═════ MATERIALS PROVIDED ═════

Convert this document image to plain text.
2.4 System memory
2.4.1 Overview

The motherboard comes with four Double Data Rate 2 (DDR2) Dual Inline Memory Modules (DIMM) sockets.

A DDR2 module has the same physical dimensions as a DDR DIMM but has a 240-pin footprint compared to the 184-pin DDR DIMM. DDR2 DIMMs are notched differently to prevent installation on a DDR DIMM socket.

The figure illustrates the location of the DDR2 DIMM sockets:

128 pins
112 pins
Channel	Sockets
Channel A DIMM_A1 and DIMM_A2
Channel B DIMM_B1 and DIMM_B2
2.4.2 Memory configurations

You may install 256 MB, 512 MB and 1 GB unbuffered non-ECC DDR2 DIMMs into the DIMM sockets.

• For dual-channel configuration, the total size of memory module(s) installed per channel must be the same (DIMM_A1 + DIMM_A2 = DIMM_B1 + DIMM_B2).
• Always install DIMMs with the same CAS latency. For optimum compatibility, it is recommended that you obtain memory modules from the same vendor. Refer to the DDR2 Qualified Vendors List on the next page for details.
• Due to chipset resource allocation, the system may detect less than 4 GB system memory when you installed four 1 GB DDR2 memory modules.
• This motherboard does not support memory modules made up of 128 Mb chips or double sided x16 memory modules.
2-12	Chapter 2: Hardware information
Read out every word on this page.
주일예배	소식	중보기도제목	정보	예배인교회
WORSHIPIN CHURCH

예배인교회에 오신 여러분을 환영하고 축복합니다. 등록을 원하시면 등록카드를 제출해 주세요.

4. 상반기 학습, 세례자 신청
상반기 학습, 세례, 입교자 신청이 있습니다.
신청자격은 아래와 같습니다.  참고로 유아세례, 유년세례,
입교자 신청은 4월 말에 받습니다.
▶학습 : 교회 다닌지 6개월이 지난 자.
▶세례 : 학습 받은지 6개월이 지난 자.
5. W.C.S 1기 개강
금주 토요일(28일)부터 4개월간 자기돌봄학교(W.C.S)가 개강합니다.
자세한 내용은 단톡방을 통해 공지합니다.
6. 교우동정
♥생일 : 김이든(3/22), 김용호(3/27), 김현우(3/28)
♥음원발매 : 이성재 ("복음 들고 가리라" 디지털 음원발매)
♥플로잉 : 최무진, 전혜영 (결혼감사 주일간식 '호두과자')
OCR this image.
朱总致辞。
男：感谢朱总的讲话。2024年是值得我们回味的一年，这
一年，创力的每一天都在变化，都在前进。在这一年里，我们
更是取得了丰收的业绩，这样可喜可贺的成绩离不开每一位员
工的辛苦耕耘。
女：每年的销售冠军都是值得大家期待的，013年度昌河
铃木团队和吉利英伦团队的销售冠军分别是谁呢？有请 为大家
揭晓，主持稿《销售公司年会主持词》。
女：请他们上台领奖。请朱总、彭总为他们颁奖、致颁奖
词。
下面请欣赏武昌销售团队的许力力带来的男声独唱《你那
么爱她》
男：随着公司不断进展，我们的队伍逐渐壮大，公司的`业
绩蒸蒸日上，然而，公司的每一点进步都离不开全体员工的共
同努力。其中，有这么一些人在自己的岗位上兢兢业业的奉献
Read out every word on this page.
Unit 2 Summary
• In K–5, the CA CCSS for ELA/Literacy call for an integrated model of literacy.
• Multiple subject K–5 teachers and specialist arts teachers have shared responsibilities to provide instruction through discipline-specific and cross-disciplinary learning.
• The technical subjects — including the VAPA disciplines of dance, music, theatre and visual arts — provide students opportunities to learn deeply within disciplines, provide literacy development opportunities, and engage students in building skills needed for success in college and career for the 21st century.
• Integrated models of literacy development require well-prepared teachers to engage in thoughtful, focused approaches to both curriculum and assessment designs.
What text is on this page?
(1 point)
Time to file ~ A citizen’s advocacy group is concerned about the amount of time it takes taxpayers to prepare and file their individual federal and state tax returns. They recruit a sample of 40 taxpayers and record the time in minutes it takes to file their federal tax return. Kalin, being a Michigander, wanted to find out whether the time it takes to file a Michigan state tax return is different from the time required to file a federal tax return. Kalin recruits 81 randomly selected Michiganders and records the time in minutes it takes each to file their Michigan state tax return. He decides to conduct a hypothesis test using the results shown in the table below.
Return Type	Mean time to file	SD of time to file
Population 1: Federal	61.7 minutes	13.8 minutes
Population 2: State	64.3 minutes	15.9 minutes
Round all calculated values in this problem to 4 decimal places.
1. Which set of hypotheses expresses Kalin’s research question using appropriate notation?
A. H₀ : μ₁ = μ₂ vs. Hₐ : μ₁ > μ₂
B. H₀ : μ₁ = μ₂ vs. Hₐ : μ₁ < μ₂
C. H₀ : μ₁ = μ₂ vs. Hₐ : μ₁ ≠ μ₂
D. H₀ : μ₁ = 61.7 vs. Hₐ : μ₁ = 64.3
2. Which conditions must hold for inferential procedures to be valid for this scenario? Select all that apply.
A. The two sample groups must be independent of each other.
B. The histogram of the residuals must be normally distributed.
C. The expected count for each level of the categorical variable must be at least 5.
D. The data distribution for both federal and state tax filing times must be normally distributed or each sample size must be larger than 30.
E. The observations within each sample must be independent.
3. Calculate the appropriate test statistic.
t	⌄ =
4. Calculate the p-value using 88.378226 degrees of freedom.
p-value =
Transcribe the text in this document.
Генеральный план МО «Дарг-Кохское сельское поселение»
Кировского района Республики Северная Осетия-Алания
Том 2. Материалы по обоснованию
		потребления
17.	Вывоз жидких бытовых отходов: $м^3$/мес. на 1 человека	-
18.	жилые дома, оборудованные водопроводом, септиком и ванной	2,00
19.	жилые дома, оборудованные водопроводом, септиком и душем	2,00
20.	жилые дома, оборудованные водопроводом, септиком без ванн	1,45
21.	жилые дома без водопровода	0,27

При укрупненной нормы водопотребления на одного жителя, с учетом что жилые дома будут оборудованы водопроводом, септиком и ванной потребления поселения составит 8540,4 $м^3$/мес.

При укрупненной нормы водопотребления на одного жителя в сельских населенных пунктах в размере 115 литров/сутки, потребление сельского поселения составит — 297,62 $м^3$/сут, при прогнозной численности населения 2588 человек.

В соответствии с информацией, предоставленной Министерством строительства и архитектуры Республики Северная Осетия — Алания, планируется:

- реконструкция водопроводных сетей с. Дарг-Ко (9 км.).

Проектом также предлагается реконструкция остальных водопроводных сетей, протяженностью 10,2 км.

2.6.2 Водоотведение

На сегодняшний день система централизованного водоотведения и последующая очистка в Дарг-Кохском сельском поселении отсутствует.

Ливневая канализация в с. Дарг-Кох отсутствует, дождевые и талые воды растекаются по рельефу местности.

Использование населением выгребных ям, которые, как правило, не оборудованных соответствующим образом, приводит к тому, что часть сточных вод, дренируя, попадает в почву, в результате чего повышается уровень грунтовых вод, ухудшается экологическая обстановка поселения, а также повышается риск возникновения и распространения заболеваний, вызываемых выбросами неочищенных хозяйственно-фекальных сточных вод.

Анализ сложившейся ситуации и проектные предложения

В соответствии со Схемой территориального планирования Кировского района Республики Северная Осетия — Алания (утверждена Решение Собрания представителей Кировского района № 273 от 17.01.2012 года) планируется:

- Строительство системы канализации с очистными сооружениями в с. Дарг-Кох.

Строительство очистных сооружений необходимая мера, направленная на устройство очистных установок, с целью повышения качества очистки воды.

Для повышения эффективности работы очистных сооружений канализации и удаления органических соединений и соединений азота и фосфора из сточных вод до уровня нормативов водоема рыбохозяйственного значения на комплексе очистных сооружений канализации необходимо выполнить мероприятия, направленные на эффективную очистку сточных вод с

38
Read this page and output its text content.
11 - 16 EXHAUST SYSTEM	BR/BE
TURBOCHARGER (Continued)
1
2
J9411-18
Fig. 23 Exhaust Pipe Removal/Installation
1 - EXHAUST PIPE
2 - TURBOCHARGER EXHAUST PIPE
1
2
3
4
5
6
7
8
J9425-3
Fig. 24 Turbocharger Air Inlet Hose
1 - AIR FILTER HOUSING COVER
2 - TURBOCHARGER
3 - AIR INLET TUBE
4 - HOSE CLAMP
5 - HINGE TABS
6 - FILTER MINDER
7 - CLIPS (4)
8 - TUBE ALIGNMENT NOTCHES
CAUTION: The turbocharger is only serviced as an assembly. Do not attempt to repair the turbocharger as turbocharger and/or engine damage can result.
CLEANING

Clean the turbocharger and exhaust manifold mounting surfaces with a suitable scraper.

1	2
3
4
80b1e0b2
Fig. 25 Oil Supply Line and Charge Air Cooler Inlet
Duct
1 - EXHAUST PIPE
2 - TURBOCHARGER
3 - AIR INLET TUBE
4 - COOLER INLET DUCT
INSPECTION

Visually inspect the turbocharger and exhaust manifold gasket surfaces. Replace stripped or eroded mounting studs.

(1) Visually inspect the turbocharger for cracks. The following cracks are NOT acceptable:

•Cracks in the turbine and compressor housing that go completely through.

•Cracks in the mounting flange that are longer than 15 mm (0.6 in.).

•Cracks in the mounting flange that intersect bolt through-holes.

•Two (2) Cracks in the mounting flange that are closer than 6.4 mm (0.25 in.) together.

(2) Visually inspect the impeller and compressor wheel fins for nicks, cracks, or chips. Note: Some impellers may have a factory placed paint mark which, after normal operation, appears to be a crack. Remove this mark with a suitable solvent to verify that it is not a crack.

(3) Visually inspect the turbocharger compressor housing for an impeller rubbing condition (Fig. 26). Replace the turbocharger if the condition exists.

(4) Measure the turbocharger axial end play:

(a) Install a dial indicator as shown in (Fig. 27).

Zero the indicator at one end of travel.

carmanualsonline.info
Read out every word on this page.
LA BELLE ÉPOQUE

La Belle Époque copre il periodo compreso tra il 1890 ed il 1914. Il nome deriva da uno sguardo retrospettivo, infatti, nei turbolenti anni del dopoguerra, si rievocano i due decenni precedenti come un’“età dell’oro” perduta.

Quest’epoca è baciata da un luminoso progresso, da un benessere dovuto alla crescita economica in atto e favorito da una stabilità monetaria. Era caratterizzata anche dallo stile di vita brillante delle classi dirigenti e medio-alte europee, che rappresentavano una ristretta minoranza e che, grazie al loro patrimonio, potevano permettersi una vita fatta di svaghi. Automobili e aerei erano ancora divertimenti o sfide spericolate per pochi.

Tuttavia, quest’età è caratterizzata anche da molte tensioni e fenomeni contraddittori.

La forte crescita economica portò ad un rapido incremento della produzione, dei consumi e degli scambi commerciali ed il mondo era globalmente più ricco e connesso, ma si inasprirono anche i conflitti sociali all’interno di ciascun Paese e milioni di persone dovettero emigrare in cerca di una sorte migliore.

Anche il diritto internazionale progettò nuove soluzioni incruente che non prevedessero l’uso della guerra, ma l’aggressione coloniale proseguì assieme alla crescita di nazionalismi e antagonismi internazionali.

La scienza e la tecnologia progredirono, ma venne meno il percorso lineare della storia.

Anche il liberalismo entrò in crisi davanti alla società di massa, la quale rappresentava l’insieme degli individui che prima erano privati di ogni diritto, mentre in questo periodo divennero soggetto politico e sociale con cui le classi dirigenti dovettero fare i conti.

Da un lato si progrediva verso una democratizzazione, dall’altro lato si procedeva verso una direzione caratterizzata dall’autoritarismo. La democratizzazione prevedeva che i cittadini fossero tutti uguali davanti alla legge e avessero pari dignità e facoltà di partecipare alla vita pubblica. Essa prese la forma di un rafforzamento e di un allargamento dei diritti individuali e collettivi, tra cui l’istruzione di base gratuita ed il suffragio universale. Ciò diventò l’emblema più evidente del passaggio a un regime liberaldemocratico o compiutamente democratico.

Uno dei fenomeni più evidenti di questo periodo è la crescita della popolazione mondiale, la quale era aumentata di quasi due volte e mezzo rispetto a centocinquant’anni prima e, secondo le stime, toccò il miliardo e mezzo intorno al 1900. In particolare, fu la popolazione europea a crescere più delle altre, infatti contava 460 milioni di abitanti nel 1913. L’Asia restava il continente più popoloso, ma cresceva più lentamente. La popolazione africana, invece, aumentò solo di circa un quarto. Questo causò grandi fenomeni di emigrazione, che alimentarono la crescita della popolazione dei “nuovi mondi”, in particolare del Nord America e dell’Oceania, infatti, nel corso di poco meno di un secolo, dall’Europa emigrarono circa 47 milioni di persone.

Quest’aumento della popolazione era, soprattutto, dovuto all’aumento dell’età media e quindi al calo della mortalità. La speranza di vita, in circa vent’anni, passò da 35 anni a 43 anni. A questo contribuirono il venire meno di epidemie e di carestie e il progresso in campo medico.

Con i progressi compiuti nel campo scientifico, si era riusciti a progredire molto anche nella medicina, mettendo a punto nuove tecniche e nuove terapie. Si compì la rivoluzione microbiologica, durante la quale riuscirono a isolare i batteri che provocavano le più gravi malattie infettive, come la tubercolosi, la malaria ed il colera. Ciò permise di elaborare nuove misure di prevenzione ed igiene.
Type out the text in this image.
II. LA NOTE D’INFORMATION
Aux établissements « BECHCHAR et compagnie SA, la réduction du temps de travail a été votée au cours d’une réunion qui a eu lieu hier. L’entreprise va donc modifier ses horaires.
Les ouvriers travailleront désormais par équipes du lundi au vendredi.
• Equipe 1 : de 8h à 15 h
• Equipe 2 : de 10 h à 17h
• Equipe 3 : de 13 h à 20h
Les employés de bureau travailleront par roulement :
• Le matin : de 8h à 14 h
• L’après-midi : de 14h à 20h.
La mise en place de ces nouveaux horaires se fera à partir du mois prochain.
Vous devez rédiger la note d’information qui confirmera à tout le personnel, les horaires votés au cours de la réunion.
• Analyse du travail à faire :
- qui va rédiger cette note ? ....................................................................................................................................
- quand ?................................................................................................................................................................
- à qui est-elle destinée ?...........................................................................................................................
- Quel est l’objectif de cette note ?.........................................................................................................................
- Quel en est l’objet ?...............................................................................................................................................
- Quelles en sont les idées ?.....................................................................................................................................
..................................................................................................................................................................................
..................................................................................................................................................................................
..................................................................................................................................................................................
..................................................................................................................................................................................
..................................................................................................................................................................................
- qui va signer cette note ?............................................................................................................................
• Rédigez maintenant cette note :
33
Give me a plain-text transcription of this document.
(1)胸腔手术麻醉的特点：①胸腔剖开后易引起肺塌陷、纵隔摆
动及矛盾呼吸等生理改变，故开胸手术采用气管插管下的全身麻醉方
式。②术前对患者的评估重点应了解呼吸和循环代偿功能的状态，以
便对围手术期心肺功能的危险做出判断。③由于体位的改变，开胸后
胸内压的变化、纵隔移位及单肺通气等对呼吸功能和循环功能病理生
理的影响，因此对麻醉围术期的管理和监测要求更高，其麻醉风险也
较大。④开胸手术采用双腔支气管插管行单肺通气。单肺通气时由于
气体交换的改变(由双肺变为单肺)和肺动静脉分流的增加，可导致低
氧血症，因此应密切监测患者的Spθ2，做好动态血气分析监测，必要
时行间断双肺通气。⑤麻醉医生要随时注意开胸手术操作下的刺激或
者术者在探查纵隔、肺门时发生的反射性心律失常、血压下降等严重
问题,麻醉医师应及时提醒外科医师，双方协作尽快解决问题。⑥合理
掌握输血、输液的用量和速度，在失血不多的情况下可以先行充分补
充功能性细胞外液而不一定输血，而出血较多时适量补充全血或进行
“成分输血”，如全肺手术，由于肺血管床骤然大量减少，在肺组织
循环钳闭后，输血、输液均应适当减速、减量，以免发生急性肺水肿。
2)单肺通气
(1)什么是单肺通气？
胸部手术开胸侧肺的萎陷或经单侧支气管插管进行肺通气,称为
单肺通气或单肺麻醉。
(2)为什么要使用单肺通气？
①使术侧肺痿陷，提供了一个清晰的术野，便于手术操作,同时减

═════

Extract every line containing the string "questo" from the data above.

» **WRITTEN ANSWER**
Anche il liberalismo entrò in crisi davanti alla società di massa, la quale rappresentava l’insieme degli individui che prima erano privati di ogni diritto, mentre in questo periodo divennero soggetto politico e sociale con cui le classi dirigenti dovettero fare i conti.
Uno dei fenomeni più evidenti di questo periodo è la crescita della popolazione mondiale, la quale era aumentata di quasi due volte e mezzo rispetto a centocinquant’anni prima e, secondo le stime, toccò il miliardo e mezzo intorno al 1900. In particolare, fu la popolazione europea a crescere più delle altre, infatti contava 460 milioni di abitanti nel 1913. L’Asia restava il continente più popoloso, ma cresceva più lentamente. La popolazione africana, invece, aumentò solo di circa un quarto. Questo causò grandi fenomeni di emigrazione, che alimentarono la crescita della popolazione dei “nuovi mondi”, in particolare del Nord America e dell’Oceania, infatti, nel corso di poco meno di un secolo, dall’Europa emigrarono circa 47 milioni di persone.
Quest’aumento della popolazione era, soprattutto, dovuto all’aumento dell’età media e quindi al calo della mortalità. La speranza di vita, in circa vent’anni, passò da 35 anni a 43 anni. A questo contribuirono il venire meno di epidemie e di carestie e il progresso in campo medico.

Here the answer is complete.